Given request: Leave out the pictures and transcribe everything else exactly.

Task inputs:
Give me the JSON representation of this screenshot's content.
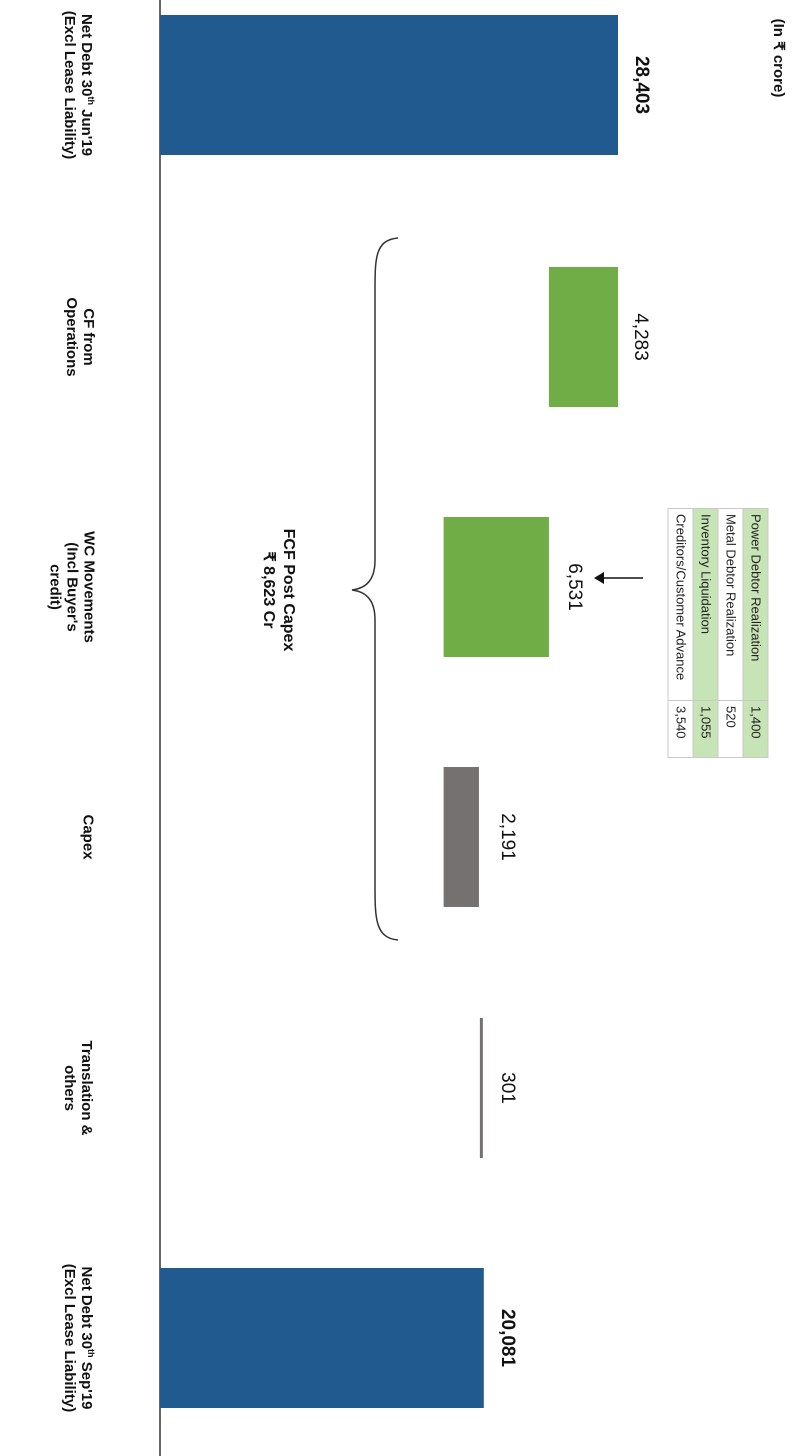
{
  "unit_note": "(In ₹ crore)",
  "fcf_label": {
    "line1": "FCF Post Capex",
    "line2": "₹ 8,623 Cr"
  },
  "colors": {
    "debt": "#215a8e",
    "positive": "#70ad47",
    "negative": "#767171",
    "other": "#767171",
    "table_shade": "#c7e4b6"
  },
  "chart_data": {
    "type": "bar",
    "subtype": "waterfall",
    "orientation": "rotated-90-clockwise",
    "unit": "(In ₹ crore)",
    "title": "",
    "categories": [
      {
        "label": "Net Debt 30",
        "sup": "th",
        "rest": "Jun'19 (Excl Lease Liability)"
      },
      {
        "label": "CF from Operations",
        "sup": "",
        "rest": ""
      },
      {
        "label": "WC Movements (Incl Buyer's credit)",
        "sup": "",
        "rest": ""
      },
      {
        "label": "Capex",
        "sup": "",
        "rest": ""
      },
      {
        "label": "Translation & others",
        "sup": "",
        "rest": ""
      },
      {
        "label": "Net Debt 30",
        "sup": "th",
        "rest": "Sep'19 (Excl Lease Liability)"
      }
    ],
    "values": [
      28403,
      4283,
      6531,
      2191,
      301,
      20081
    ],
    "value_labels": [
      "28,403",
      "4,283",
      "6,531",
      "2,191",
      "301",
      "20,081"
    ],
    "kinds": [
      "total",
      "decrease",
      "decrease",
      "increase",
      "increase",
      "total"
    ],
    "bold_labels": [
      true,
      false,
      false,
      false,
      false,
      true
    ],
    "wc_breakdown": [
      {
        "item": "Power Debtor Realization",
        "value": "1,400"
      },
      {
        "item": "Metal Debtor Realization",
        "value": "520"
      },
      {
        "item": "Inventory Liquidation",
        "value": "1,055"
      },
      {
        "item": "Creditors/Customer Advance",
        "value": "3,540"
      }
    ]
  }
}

Full output:
Give me the JSON representation of this screenshot's content.
{
  "unit_note": "(In ₹ crore)",
  "fcf_label": {
    "line1": "FCF Post Capex",
    "line2": "₹ 8,623 Cr"
  },
  "colors": {
    "debt": "#215a8e",
    "positive": "#70ad47",
    "negative": "#767171",
    "other": "#767171",
    "table_shade": "#c7e4b6"
  },
  "chart_data": {
    "type": "bar",
    "subtype": "waterfall",
    "orientation": "rotated-90-clockwise",
    "unit": "(In ₹ crore)",
    "title": "",
    "categories": [
      {
        "label": "Net Debt 30",
        "sup": "th",
        "rest": "Jun'19 (Excl Lease Liability)"
      },
      {
        "label": "CF from Operations",
        "sup": "",
        "rest": ""
      },
      {
        "label": "WC Movements (Incl Buyer's credit)",
        "sup": "",
        "rest": ""
      },
      {
        "label": "Capex",
        "sup": "",
        "rest": ""
      },
      {
        "label": "Translation & others",
        "sup": "",
        "rest": ""
      },
      {
        "label": "Net Debt 30",
        "sup": "th",
        "rest": "Sep'19 (Excl Lease Liability)"
      }
    ],
    "values": [
      28403,
      4283,
      6531,
      2191,
      301,
      20081
    ],
    "value_labels": [
      "28,403",
      "4,283",
      "6,531",
      "2,191",
      "301",
      "20,081"
    ],
    "kinds": [
      "total",
      "decrease",
      "decrease",
      "increase",
      "increase",
      "total"
    ],
    "bold_labels": [
      true,
      false,
      false,
      false,
      false,
      true
    ],
    "wc_breakdown": [
      {
        "item": "Power Debtor Realization",
        "value": "1,400"
      },
      {
        "item": "Metal Debtor Realization",
        "value": "520"
      },
      {
        "item": "Inventory Liquidation",
        "value": "1,055"
      },
      {
        "item": "Creditors/Customer Advance",
        "value": "3,540"
      }
    ]
  }
}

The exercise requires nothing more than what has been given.